Return the count of lines that hold the string "table", with no other words.

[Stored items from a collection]
* * * * * * *
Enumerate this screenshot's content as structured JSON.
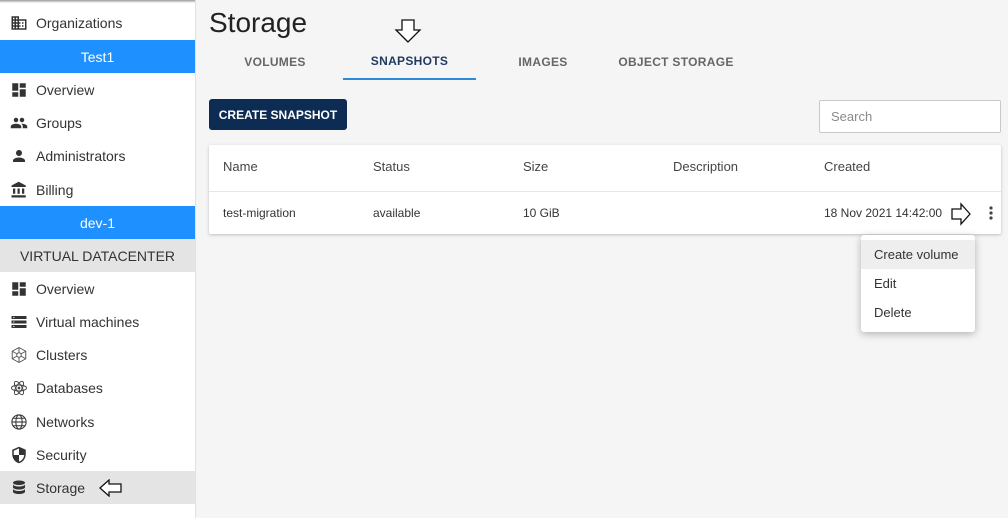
{
  "sidebar": {
    "organizations_label": "Organizations",
    "org_band": "Test1",
    "org_items": [
      {
        "label": "Overview",
        "icon": "dashboard-icon"
      },
      {
        "label": "Groups",
        "icon": "groups-icon"
      },
      {
        "label": "Administrators",
        "icon": "person-icon"
      },
      {
        "label": "Billing",
        "icon": "bank-icon"
      }
    ],
    "env_band": "dev-1",
    "section_header": "VIRTUAL DATACENTER",
    "vdc_items": [
      {
        "label": "Overview",
        "icon": "dashboard-icon"
      },
      {
        "label": "Virtual machines",
        "icon": "server-list-icon"
      },
      {
        "label": "Clusters",
        "icon": "cluster-icon"
      },
      {
        "label": "Databases",
        "icon": "atom-icon"
      },
      {
        "label": "Networks",
        "icon": "globe-icon"
      },
      {
        "label": "Security",
        "icon": "shield-icon"
      },
      {
        "label": "Storage",
        "icon": "database-icon",
        "active": true
      }
    ]
  },
  "main": {
    "title": "Storage",
    "tabs": [
      {
        "label": "VOLUMES"
      },
      {
        "label": "SNAPSHOTS",
        "active": true
      },
      {
        "label": "IMAGES"
      },
      {
        "label": "OBJECT STORAGE"
      }
    ],
    "create_button": "CREATE SNAPSHOT",
    "search_placeholder": "Search",
    "table": {
      "headers": [
        "Name",
        "Status",
        "Size",
        "Description",
        "Created"
      ],
      "rows": [
        [
          "test-migration",
          "available",
          "10 GiB",
          "",
          "18 Nov 2021 14:42:00"
        ]
      ]
    },
    "context_menu": [
      "Create volume",
      "Edit",
      "Delete"
    ]
  },
  "colors": {
    "accent_blue": "#1e90ff",
    "button_navy": "#0d2c54",
    "tab_underline": "#2c8ad8"
  }
}
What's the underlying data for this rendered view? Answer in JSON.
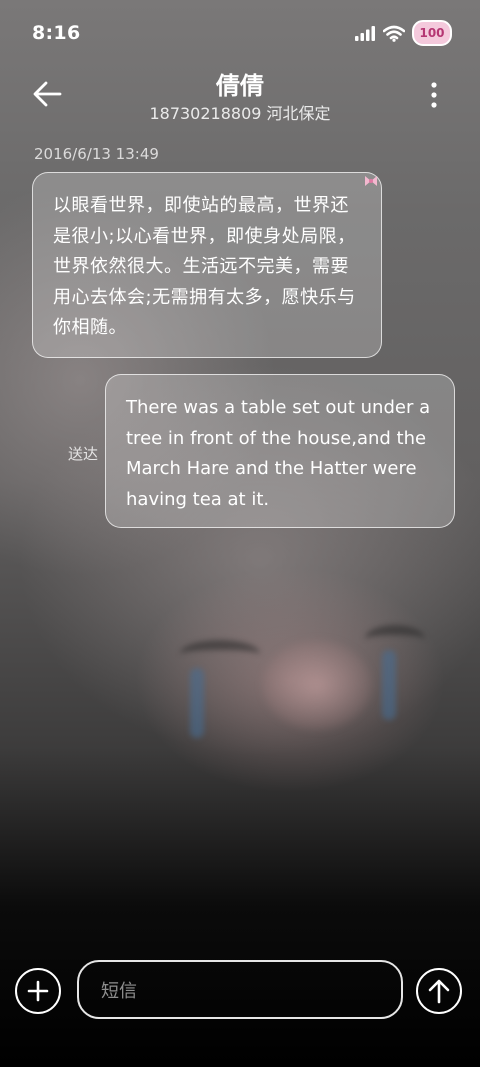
{
  "status_bar": {
    "time": "8:16",
    "battery_level": "100",
    "icons": [
      "signal-icon",
      "wifi-icon",
      "battery-icon"
    ]
  },
  "header": {
    "contact_name": "倩倩",
    "contact_info": "18730218809 河北保定",
    "back_icon": "arrow-left-icon",
    "more_icon": "more-vertical-icon"
  },
  "conversation": {
    "timestamp": "2016/6/13 13:49",
    "messages": [
      {
        "direction": "incoming",
        "text": "以眼看世界，即使站的最高，世界还是很小;以心看世界，即使身处局限，世界依然很大。生活远不完美，需要用心去体会;无需拥有太多，愿快乐与你相随。"
      },
      {
        "direction": "outgoing",
        "text": "There was a table set out under a tree in front of the house,and the March Hare and the Hatter were having tea at it.",
        "status": "送达"
      }
    ]
  },
  "composer": {
    "placeholder": "短信",
    "add_icon": "plus-icon",
    "send_icon": "arrow-up-icon"
  },
  "colors": {
    "battery_fill": "#f4c9dc",
    "battery_text": "#b53673",
    "bubble_border": "#ffffff"
  }
}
* * * * * * *
## Result for this exercise
2